***** Extracted material

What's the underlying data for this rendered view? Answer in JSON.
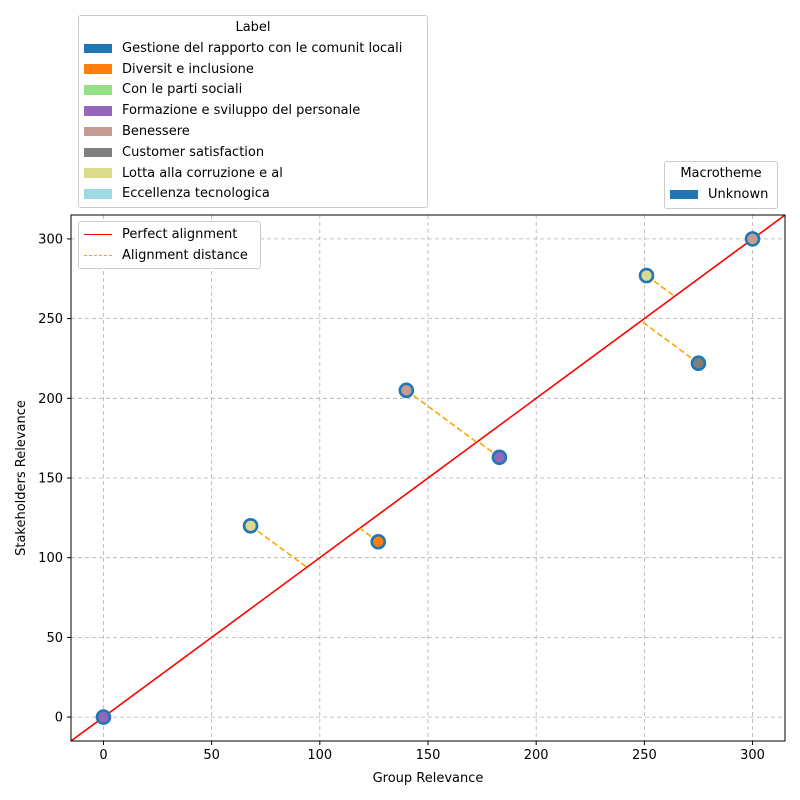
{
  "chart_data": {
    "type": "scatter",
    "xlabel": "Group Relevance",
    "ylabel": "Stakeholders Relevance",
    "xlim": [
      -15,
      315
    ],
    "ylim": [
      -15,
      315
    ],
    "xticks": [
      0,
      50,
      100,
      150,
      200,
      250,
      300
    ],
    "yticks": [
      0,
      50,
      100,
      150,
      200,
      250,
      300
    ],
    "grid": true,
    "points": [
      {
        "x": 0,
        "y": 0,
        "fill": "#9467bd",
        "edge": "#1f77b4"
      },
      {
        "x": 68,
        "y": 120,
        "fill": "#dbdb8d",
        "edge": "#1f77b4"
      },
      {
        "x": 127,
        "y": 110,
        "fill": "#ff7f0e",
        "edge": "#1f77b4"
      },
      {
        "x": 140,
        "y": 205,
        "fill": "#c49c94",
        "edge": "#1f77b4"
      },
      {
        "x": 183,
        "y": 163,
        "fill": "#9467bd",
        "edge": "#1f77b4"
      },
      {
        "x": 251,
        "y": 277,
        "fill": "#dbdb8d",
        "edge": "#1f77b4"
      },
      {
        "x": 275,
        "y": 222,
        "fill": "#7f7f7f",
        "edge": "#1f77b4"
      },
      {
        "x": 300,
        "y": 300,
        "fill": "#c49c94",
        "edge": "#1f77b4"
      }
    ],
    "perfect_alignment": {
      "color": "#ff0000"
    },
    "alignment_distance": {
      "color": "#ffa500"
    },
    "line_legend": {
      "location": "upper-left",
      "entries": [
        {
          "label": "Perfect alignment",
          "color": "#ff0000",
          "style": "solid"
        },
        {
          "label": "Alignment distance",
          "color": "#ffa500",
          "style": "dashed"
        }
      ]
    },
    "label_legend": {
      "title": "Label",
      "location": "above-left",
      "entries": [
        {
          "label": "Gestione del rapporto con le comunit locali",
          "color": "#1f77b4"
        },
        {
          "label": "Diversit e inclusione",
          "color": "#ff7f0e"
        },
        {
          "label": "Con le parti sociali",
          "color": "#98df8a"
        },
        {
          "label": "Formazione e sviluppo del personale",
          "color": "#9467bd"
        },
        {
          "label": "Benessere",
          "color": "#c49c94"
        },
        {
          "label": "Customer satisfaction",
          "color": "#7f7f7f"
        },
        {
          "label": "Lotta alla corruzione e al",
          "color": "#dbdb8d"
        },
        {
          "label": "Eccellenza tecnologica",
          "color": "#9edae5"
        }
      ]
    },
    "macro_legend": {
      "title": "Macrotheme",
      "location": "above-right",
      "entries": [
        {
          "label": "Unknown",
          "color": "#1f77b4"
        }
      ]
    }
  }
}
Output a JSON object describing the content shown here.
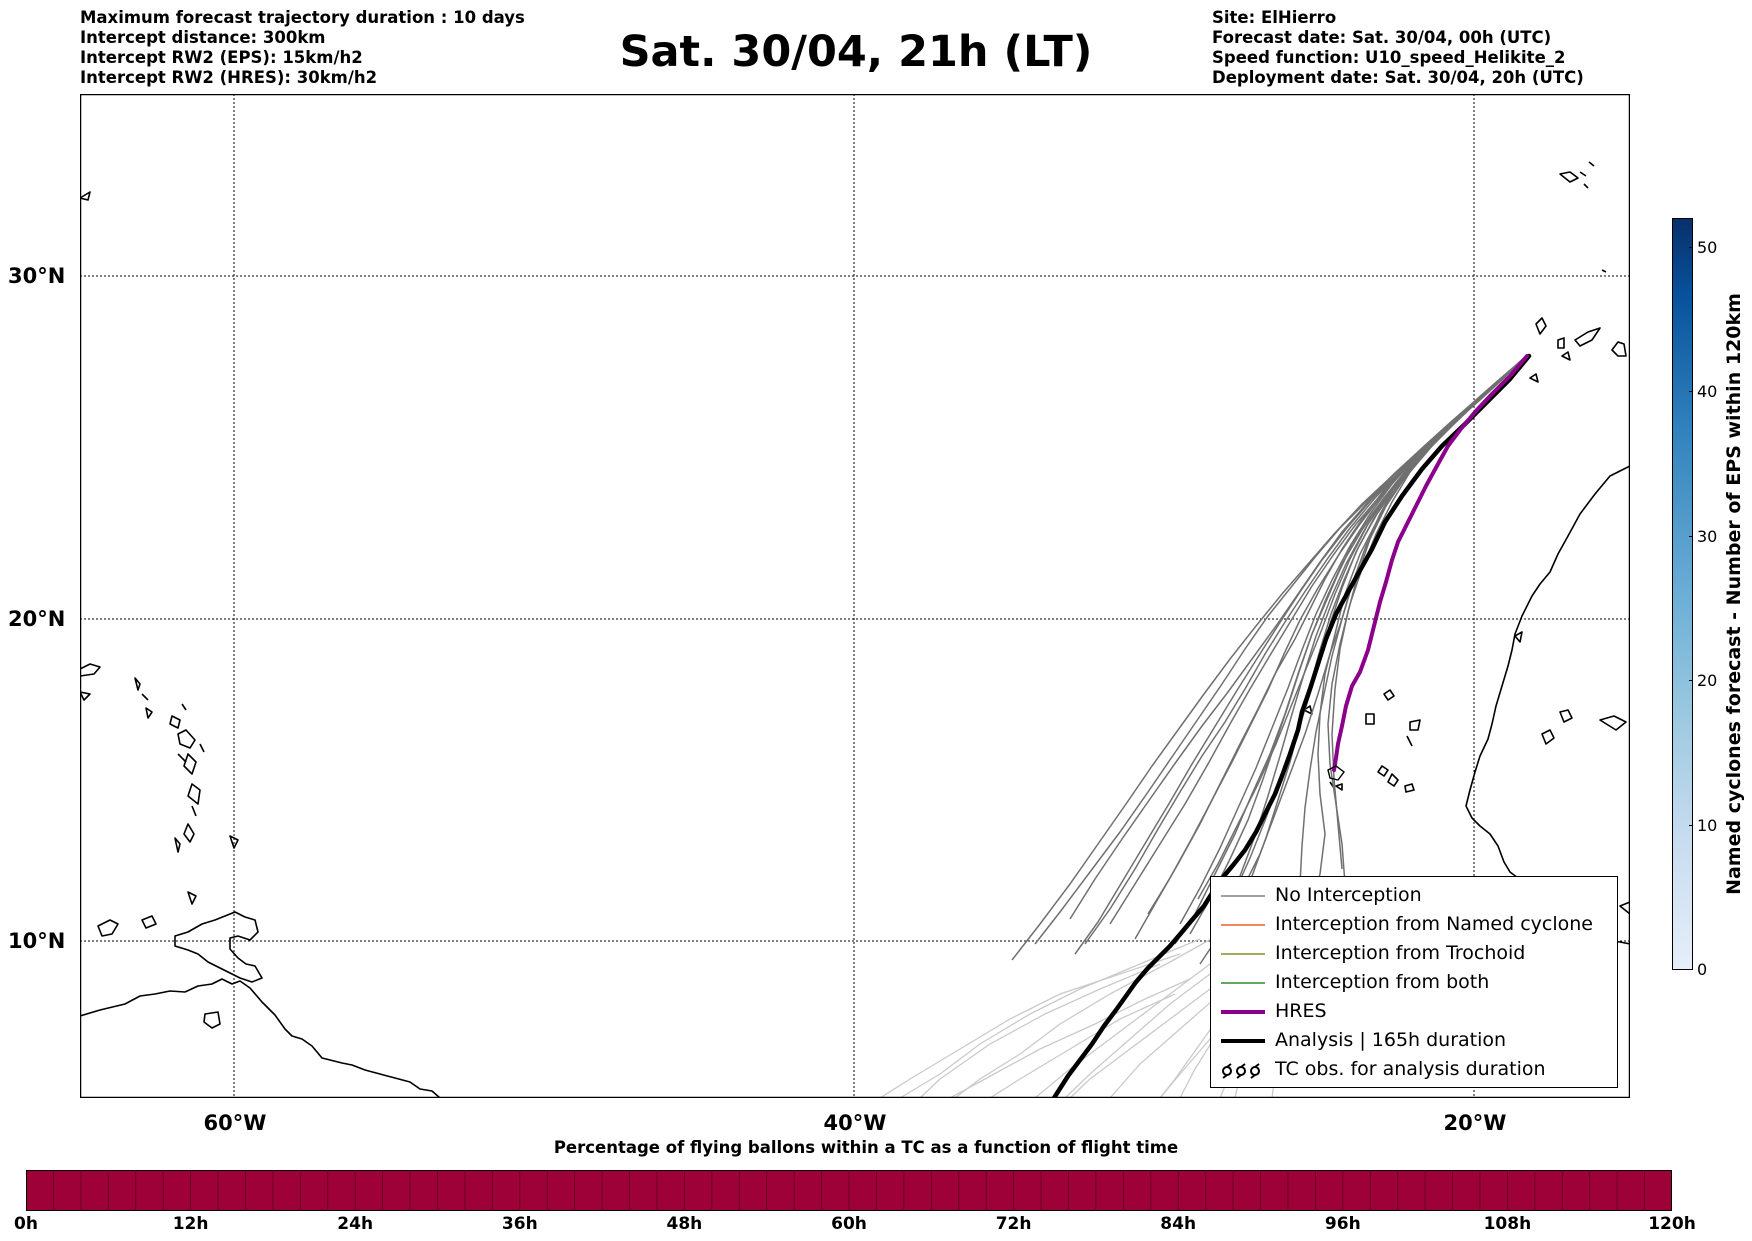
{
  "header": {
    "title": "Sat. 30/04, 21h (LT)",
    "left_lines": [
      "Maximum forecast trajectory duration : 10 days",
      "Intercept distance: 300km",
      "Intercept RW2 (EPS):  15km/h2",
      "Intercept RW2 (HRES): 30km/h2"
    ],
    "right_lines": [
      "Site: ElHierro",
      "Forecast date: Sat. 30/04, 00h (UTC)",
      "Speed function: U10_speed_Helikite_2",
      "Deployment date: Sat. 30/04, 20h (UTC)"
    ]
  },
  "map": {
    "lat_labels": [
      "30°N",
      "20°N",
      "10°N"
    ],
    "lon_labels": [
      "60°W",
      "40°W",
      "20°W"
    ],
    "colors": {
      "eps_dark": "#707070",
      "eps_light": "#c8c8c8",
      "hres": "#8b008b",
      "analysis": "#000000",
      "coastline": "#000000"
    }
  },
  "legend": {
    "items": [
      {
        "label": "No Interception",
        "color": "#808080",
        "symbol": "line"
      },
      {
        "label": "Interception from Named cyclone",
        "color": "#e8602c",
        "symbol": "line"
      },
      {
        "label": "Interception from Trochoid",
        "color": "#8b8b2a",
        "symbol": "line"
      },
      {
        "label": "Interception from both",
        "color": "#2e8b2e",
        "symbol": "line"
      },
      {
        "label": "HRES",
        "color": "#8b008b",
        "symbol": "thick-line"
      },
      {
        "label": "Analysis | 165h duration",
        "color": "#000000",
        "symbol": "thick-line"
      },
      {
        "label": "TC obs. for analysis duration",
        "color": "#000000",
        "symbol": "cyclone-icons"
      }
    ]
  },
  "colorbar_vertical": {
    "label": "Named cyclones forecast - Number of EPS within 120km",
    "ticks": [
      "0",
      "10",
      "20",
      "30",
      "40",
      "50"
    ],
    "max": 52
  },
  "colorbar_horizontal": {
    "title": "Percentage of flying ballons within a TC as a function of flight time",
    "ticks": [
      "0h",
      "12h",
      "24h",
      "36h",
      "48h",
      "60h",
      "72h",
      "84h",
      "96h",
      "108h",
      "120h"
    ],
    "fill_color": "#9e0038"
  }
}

**********
***** Extracted material

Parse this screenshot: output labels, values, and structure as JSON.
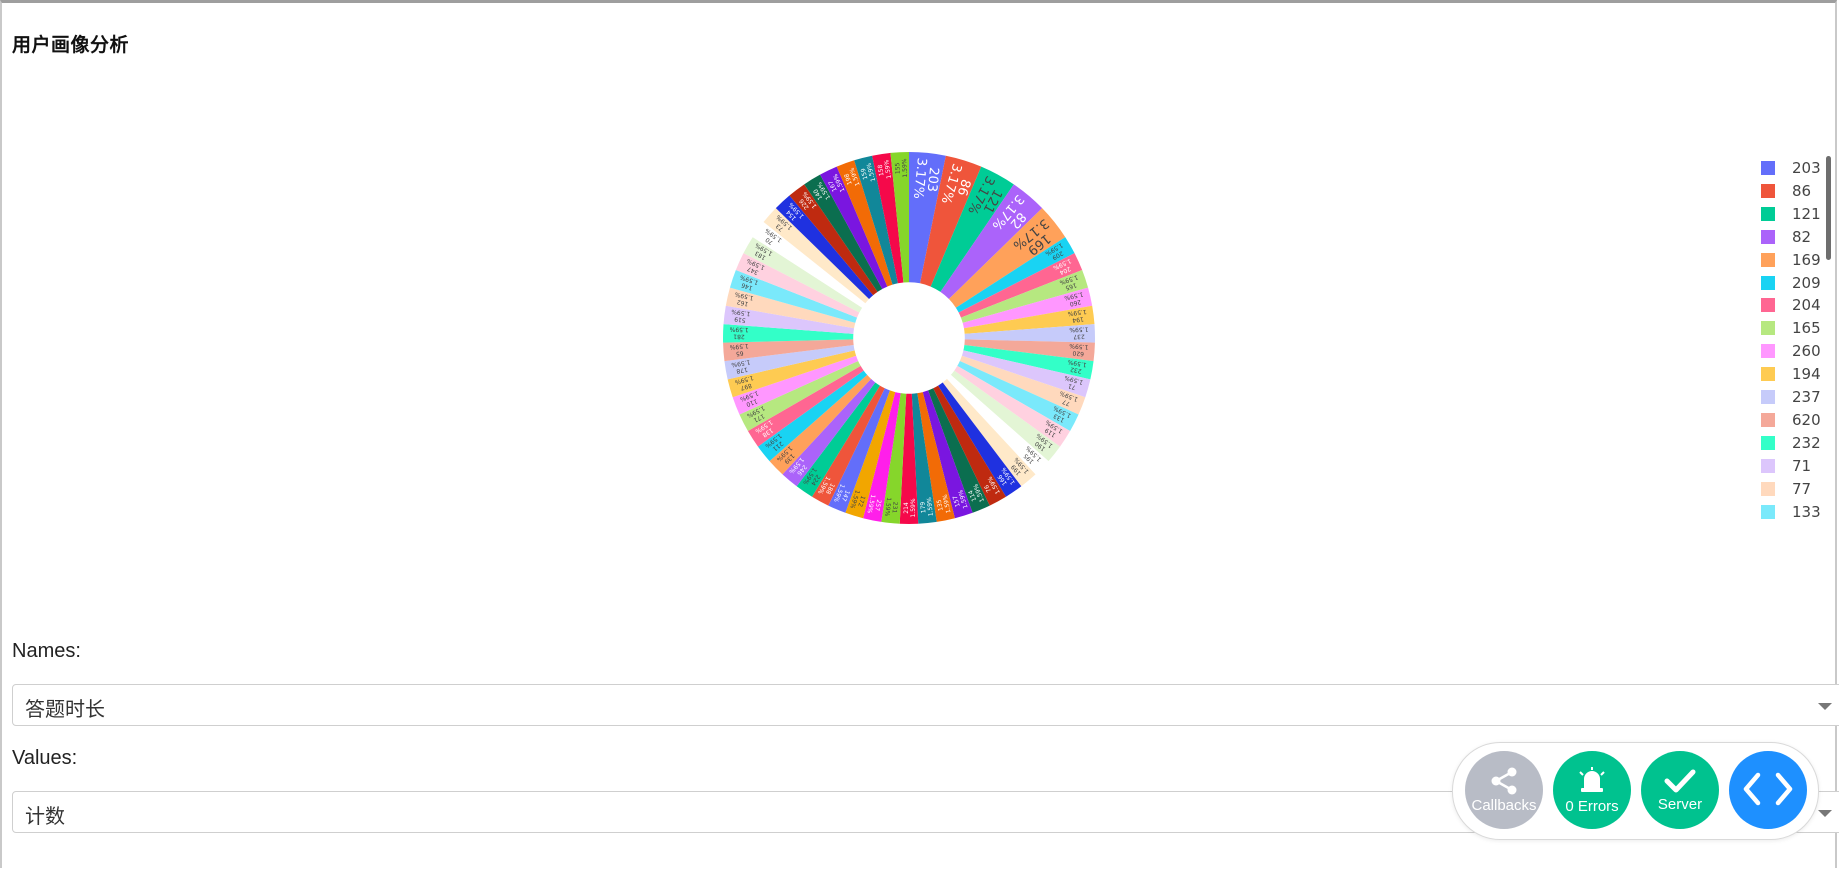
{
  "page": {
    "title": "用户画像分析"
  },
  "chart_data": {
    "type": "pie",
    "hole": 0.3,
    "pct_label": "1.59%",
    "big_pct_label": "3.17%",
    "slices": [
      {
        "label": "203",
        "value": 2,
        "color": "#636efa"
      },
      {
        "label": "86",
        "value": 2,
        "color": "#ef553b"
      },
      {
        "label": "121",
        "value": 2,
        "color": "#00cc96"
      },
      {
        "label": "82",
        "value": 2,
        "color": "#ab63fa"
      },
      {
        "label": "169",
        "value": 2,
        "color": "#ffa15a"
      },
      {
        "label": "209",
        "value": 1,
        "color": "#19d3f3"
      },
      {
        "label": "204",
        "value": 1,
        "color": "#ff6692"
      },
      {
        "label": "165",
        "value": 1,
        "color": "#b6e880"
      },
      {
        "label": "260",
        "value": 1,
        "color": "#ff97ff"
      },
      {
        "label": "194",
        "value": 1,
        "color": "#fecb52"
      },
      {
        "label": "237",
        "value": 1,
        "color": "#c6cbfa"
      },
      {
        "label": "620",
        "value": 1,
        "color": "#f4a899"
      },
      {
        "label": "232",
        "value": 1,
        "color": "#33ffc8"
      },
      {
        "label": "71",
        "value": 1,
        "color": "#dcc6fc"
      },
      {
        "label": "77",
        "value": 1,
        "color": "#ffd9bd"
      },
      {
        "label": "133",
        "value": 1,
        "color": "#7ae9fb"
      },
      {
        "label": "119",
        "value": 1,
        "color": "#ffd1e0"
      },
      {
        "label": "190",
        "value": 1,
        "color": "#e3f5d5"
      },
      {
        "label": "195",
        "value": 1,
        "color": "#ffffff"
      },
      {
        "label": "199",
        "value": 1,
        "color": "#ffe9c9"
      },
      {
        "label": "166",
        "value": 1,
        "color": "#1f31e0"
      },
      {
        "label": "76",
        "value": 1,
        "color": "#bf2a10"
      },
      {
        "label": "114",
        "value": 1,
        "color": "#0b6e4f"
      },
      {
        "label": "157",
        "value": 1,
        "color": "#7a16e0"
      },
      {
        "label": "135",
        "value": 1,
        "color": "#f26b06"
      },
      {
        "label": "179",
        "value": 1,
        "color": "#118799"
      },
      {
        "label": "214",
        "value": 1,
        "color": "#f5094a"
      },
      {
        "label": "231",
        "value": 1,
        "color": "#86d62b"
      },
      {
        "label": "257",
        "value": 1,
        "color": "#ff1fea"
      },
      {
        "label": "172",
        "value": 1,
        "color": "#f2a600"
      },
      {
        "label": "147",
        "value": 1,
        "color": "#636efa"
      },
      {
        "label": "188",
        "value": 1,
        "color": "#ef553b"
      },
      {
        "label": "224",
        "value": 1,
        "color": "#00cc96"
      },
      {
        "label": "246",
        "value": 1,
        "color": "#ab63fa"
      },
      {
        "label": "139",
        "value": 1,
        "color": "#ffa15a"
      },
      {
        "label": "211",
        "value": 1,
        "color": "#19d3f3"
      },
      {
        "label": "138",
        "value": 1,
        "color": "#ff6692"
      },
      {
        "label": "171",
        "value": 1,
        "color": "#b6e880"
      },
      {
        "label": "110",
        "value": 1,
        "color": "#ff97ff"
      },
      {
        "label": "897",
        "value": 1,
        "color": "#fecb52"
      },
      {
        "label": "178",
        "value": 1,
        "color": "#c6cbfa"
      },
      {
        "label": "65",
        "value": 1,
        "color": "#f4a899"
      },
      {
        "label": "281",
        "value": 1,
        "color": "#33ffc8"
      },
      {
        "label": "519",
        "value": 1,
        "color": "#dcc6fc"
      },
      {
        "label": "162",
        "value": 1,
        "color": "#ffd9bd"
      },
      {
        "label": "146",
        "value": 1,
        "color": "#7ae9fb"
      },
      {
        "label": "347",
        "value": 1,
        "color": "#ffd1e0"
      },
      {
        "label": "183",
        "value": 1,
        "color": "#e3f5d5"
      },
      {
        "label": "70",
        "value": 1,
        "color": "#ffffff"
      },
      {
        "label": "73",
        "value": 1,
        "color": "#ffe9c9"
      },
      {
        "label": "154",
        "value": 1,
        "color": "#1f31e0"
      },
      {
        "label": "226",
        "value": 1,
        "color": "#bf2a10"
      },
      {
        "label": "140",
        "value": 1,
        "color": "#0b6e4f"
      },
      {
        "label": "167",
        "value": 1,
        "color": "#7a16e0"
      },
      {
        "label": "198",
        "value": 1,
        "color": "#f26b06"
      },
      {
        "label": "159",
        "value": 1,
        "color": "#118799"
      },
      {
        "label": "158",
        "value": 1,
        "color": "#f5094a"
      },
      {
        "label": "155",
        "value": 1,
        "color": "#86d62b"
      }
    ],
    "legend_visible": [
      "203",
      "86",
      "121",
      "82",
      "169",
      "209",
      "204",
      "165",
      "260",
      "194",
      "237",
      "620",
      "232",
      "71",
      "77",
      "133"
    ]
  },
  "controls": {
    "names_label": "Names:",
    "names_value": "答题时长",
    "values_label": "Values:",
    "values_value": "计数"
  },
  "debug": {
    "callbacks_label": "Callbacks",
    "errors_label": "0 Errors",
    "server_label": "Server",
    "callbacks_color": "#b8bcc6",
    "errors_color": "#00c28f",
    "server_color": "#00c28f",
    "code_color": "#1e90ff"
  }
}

**********

[What the exercise asks]:
Every line containing the string "above" must be listed.

[The solution]:
      "location": "above-left",
      "location": "above-right",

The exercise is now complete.